**Exercise goal**:
Which lines include the word "JSON"? Copy each of them.

**Input data**:
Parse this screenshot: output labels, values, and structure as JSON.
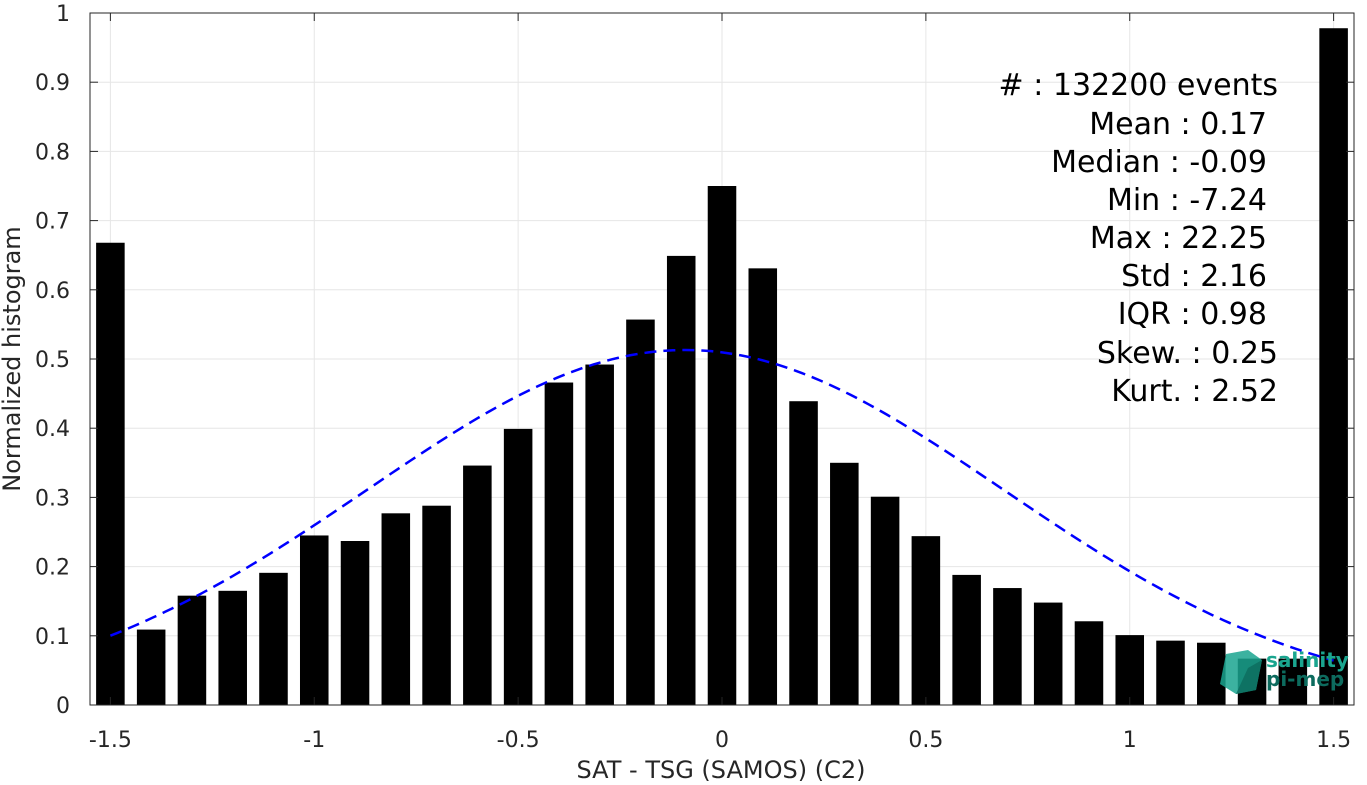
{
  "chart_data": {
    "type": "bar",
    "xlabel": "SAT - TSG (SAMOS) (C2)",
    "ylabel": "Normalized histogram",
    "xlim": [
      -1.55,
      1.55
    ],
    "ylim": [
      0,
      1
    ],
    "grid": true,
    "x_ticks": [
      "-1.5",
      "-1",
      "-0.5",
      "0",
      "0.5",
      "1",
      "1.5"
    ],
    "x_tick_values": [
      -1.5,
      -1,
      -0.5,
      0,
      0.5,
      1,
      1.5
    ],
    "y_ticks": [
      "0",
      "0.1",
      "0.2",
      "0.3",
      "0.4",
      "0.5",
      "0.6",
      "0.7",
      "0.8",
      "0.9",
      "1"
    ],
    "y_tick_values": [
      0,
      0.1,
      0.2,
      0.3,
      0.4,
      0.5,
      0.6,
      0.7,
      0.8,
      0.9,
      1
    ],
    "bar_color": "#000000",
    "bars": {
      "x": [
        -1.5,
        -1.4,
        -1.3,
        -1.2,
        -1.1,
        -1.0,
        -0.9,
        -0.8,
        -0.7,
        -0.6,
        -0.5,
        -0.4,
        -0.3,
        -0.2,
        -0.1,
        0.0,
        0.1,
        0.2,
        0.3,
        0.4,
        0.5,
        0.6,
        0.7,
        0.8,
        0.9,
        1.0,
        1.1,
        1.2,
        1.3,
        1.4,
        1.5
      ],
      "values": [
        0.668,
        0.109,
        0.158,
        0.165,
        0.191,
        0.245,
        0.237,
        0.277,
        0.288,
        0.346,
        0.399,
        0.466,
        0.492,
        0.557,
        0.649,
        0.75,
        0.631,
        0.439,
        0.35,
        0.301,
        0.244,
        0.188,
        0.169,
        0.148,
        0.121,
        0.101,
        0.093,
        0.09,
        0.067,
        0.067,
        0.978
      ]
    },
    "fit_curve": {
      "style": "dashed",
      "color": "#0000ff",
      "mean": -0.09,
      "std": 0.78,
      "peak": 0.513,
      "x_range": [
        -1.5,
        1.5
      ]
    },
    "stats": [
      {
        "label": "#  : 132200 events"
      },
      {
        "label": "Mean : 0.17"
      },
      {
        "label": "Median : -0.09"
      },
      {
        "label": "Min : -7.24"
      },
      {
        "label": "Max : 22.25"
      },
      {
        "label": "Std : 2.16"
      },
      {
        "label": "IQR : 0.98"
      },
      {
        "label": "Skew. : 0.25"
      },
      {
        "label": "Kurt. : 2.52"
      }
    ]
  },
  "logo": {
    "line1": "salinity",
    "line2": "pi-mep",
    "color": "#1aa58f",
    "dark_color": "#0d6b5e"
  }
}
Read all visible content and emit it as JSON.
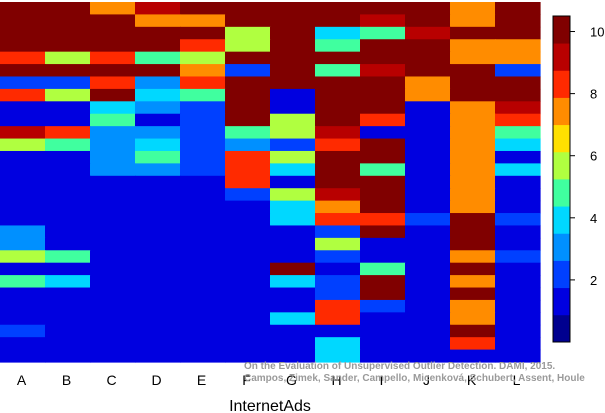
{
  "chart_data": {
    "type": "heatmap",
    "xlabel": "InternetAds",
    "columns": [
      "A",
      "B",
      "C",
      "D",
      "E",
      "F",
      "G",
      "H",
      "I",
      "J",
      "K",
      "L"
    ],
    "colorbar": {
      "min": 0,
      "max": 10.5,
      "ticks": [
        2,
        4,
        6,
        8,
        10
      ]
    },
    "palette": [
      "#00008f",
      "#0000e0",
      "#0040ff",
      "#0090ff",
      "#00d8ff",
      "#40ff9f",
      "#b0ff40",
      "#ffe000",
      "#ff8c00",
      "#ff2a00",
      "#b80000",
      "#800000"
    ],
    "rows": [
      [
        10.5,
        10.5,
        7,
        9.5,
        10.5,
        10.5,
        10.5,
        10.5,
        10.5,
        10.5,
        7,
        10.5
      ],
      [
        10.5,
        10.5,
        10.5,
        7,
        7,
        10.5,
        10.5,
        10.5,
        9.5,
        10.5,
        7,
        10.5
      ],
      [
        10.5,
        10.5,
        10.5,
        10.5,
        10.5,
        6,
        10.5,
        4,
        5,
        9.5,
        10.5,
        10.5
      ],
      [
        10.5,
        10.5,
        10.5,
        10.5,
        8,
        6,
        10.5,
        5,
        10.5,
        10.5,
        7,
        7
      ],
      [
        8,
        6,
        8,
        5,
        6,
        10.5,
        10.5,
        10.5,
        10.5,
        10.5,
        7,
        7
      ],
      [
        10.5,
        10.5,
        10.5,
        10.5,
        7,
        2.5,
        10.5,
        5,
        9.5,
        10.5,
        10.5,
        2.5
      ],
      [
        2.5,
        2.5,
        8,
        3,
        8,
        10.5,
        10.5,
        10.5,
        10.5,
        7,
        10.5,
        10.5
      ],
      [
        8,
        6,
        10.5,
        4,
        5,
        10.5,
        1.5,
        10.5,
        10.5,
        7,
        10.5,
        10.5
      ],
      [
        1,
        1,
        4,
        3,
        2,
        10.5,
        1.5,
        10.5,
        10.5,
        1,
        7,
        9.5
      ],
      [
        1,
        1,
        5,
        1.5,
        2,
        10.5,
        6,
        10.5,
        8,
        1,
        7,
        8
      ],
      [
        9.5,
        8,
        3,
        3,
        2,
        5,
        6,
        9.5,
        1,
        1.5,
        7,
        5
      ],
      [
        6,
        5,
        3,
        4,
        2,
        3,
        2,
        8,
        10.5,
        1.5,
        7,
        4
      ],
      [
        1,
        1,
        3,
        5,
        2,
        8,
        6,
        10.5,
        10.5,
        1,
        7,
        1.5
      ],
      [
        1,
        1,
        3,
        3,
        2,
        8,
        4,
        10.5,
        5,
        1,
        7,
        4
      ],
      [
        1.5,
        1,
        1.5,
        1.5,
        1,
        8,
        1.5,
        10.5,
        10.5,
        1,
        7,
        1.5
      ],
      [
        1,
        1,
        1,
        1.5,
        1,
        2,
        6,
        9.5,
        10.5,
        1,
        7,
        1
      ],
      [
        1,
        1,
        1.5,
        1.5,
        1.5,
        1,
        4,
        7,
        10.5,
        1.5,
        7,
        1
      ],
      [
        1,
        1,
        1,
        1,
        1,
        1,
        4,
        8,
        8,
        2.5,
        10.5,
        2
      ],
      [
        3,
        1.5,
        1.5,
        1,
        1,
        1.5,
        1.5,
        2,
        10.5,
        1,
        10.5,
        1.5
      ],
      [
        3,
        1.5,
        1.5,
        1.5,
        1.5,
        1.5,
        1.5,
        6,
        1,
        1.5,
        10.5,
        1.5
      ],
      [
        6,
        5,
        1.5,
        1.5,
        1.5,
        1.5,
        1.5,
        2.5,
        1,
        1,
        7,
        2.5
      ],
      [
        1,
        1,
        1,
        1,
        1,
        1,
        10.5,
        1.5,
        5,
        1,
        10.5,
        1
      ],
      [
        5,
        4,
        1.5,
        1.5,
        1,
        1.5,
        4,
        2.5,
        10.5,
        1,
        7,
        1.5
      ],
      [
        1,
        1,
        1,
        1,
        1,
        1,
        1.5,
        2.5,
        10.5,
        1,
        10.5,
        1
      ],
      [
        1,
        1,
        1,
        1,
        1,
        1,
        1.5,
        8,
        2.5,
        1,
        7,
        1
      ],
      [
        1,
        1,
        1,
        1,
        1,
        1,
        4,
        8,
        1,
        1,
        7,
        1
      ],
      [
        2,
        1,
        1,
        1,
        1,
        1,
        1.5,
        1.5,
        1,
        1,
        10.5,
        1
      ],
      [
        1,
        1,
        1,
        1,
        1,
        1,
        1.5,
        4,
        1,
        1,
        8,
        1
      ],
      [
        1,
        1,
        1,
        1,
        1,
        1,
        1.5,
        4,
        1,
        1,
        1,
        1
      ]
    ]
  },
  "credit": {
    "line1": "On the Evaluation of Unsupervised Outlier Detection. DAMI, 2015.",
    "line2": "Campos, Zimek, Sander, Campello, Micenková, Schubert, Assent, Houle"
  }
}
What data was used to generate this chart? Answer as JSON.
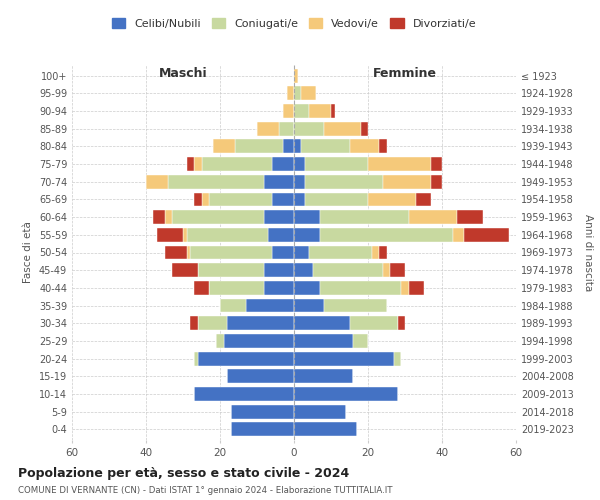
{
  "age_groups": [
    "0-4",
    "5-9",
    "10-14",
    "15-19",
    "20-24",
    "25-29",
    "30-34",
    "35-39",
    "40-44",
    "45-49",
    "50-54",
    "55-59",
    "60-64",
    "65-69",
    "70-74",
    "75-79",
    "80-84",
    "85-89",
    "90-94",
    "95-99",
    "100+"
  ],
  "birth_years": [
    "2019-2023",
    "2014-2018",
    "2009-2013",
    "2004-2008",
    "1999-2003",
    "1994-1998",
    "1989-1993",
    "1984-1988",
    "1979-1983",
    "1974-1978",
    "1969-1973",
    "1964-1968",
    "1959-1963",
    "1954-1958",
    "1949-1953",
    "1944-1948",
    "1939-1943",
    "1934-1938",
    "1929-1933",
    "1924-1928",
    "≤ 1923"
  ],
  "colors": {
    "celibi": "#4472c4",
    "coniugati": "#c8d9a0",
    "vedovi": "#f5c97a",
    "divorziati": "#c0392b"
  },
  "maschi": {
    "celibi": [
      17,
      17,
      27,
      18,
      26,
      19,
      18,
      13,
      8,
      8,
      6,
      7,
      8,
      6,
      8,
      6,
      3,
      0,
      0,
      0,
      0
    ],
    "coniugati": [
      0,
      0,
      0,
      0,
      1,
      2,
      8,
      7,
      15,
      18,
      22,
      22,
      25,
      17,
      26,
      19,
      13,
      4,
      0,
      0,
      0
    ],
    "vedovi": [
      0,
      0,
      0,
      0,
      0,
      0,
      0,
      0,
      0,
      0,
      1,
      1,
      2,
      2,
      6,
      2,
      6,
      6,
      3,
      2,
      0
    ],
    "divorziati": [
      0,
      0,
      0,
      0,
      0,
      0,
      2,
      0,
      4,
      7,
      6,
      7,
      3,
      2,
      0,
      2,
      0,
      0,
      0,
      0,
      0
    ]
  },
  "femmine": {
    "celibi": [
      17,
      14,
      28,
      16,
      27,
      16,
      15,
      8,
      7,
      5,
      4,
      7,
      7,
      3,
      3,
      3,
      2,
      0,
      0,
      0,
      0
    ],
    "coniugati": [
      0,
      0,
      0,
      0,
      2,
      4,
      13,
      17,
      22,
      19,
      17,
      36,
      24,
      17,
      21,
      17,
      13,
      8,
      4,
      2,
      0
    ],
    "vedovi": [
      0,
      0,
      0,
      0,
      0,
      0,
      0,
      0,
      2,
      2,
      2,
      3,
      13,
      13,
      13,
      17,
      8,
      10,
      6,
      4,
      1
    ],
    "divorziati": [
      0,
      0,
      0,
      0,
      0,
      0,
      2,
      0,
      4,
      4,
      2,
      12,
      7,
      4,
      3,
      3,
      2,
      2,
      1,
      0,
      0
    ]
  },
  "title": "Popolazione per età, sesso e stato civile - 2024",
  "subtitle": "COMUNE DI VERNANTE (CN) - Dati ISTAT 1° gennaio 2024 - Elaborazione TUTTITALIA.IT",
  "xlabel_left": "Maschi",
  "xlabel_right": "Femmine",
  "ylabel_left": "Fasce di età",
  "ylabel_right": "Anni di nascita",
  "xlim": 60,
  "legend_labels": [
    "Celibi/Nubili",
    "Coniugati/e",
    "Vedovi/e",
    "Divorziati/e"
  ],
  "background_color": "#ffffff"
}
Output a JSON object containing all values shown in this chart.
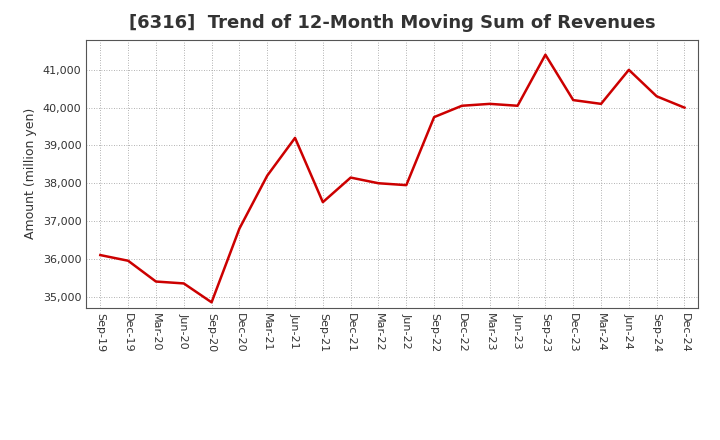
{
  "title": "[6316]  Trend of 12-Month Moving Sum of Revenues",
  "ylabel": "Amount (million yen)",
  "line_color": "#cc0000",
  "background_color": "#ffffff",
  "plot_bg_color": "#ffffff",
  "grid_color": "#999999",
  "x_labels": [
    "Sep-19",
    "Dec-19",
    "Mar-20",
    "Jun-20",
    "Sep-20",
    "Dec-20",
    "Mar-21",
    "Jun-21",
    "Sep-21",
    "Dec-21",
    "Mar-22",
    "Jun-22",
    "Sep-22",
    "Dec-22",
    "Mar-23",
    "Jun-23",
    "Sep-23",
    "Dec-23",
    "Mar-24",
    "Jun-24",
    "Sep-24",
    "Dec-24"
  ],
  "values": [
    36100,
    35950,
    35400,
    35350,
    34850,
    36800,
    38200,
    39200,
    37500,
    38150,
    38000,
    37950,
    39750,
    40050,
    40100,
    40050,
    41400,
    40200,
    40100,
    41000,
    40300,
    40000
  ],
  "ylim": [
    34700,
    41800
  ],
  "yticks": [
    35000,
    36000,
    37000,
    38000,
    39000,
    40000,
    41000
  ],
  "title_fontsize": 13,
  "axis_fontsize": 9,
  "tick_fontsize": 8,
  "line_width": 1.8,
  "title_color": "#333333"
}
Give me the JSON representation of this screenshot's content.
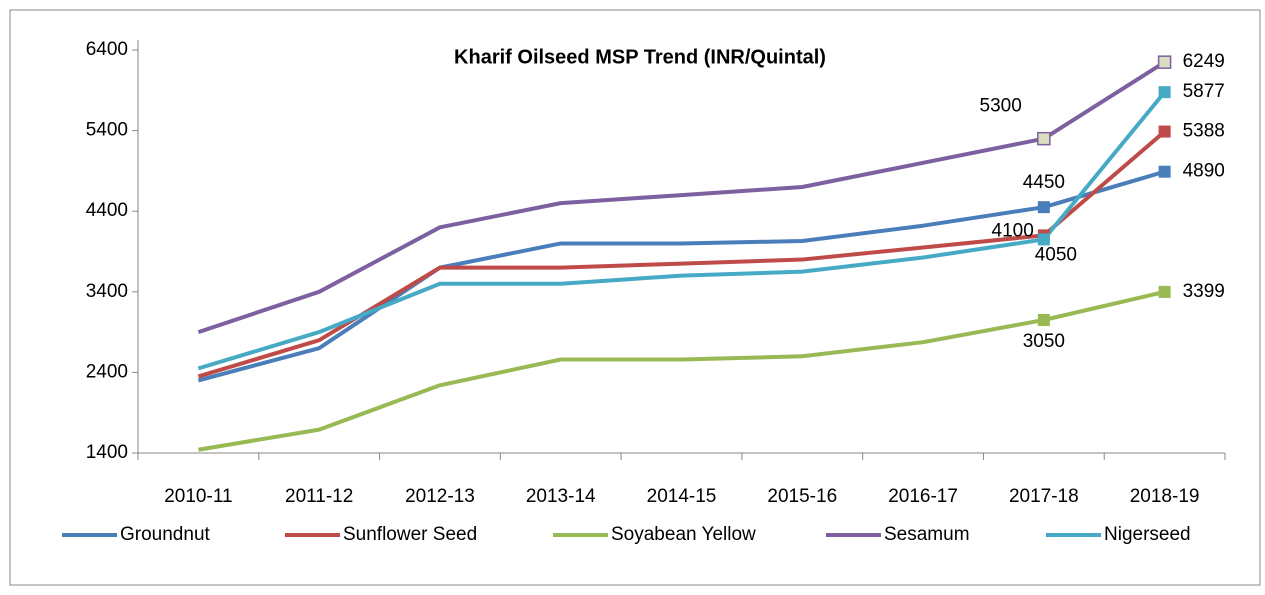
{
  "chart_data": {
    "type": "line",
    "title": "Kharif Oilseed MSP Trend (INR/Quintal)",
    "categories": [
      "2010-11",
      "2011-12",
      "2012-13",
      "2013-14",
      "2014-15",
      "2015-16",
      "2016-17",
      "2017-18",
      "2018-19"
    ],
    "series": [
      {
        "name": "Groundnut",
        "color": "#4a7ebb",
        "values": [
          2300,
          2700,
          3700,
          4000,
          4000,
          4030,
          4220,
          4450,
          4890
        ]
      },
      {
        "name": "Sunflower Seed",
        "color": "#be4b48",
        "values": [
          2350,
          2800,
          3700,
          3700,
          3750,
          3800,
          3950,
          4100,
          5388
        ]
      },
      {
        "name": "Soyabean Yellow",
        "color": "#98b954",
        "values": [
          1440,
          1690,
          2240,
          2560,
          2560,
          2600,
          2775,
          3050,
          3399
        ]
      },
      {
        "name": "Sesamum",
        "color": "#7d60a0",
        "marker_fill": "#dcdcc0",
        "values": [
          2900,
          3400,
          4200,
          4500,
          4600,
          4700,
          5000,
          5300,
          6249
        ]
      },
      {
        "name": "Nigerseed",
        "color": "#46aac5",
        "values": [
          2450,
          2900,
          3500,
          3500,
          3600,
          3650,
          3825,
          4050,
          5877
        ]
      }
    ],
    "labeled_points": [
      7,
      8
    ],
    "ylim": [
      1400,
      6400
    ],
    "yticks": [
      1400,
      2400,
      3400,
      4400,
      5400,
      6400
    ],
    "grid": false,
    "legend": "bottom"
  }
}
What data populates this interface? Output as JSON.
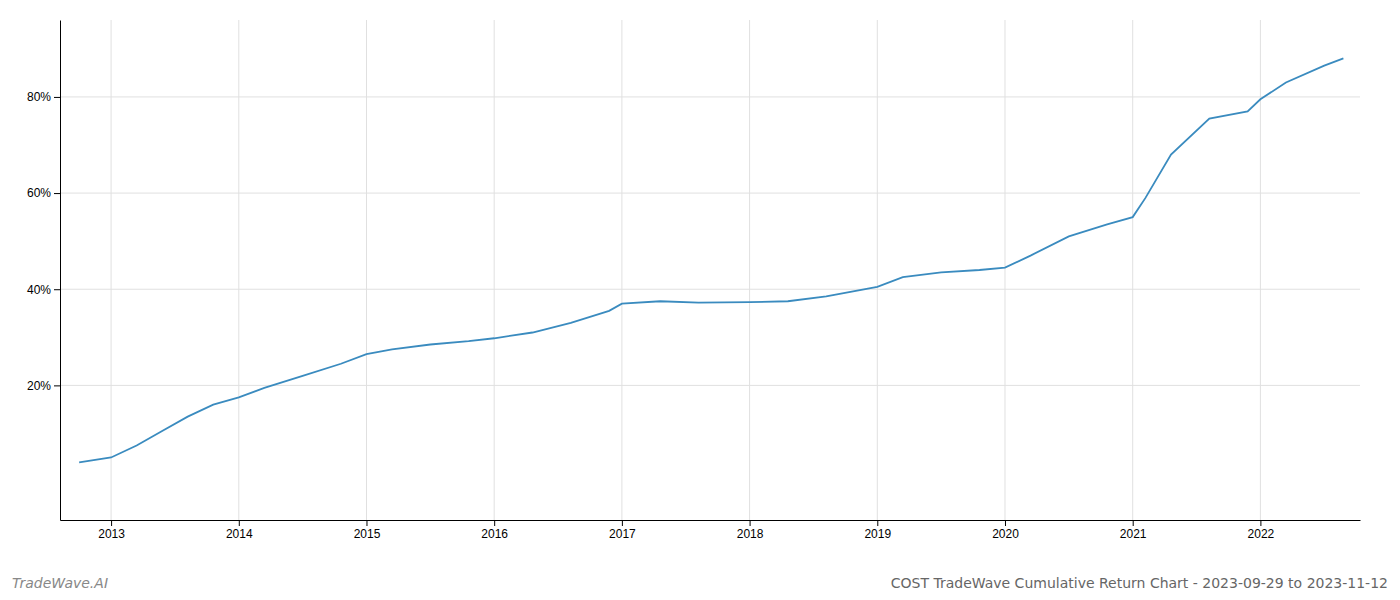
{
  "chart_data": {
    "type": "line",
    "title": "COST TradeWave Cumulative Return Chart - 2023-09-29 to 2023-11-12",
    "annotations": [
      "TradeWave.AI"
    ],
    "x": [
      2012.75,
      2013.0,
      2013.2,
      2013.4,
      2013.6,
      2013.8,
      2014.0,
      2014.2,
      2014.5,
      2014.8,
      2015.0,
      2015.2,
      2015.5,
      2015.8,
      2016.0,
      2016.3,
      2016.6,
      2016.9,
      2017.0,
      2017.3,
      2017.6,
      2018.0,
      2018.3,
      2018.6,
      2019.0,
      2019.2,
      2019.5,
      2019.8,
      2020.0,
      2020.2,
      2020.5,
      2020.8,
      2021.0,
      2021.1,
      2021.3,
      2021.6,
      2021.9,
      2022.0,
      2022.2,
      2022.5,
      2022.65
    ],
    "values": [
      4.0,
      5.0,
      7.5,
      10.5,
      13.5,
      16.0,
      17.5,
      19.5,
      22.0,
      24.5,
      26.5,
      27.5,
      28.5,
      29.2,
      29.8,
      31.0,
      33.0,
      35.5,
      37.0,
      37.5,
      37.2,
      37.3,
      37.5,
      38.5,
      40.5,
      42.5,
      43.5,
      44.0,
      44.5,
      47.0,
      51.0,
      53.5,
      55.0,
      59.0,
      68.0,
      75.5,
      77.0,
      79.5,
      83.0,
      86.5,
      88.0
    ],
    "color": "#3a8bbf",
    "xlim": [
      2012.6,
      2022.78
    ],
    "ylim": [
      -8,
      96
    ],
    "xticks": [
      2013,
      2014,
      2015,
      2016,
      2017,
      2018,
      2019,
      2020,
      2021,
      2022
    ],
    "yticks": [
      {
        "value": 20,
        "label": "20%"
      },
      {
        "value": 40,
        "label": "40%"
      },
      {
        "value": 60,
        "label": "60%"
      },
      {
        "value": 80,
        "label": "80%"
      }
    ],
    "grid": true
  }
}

**Task result**:
Parse this screenshot: output labels, values, and structure as JSON.
Read all visible content and emit it as JSON.
What data was used to generate this chart? Answer as JSON.
Output a JSON object containing all values shown in this chart.
Give me the JSON representation of this screenshot's content.
What data populates this interface? Output as JSON.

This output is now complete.